INSTRUCTIONS TO FOLLOW | Give the number of lines that contain the string "from", and nothing else.

ENTRIES SUPPLIED |

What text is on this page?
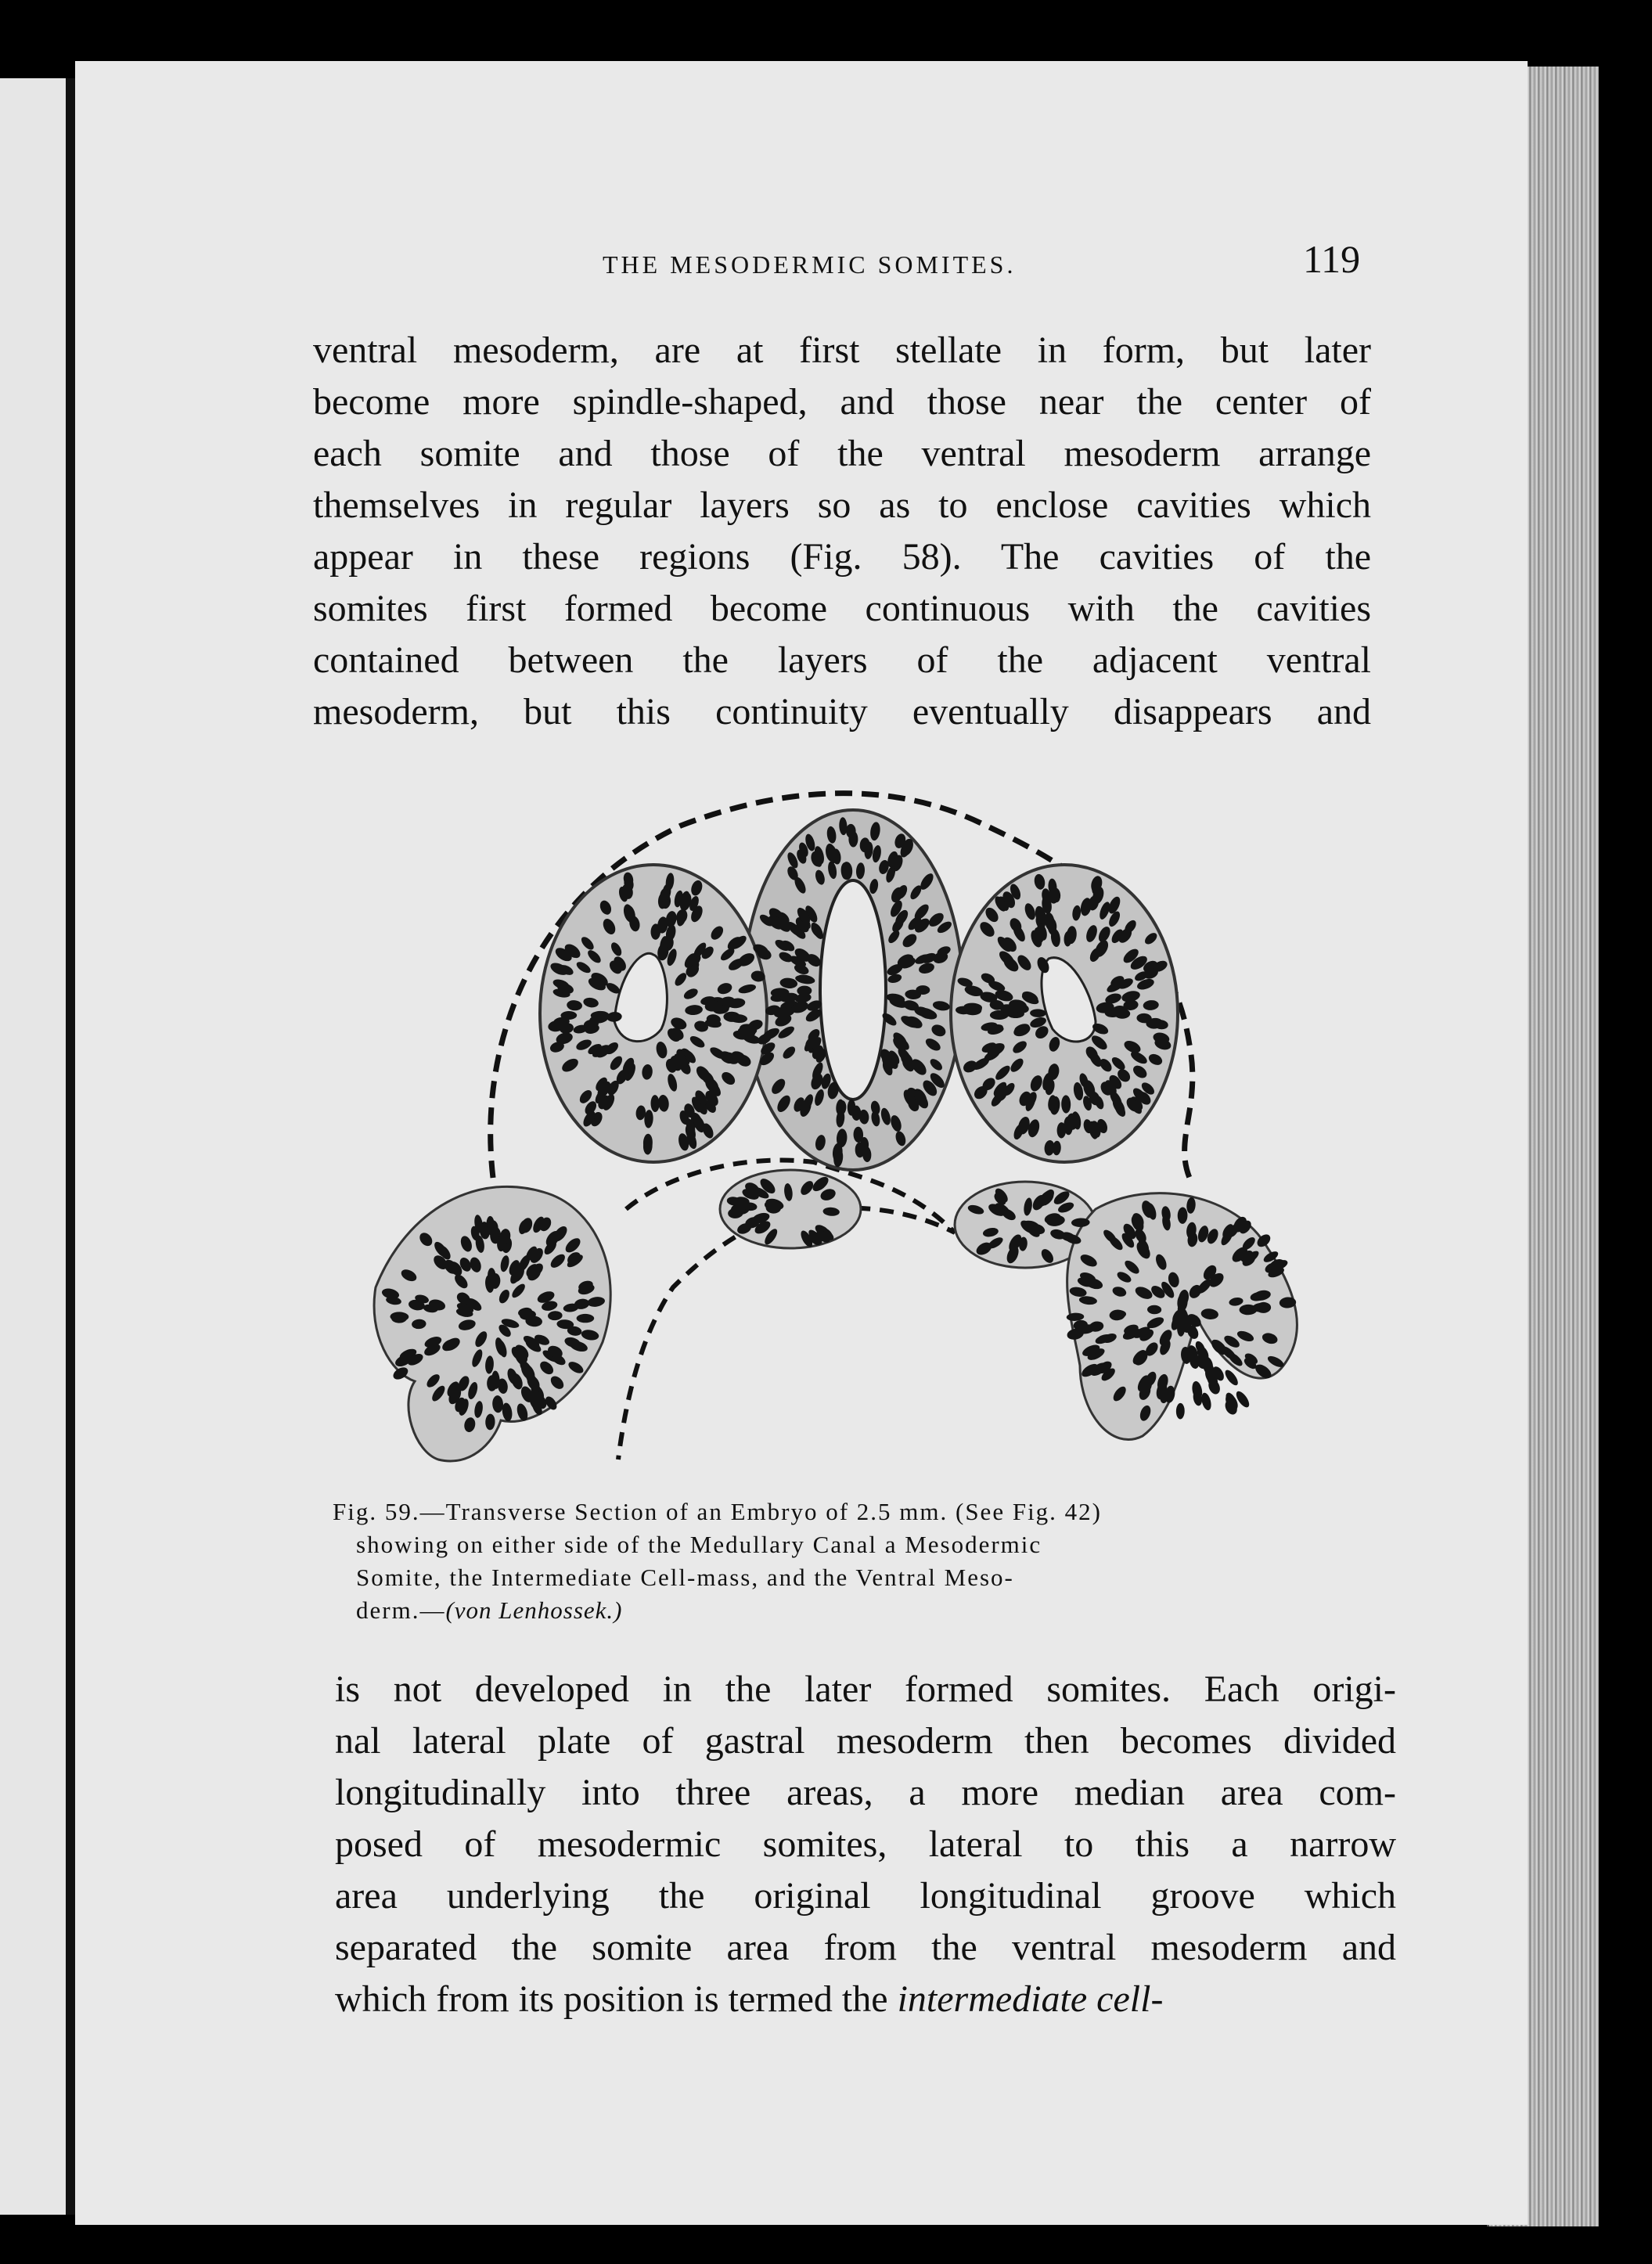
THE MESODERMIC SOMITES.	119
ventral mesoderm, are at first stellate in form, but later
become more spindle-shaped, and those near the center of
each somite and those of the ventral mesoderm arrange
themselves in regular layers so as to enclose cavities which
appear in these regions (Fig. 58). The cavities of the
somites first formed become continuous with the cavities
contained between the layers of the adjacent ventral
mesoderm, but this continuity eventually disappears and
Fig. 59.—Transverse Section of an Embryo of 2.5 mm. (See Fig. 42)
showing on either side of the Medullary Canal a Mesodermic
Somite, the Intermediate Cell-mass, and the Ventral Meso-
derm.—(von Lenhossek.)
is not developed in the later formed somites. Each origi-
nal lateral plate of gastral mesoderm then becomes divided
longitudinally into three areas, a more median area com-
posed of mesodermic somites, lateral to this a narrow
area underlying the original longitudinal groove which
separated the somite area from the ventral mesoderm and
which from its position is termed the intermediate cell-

TASK RESULT | 2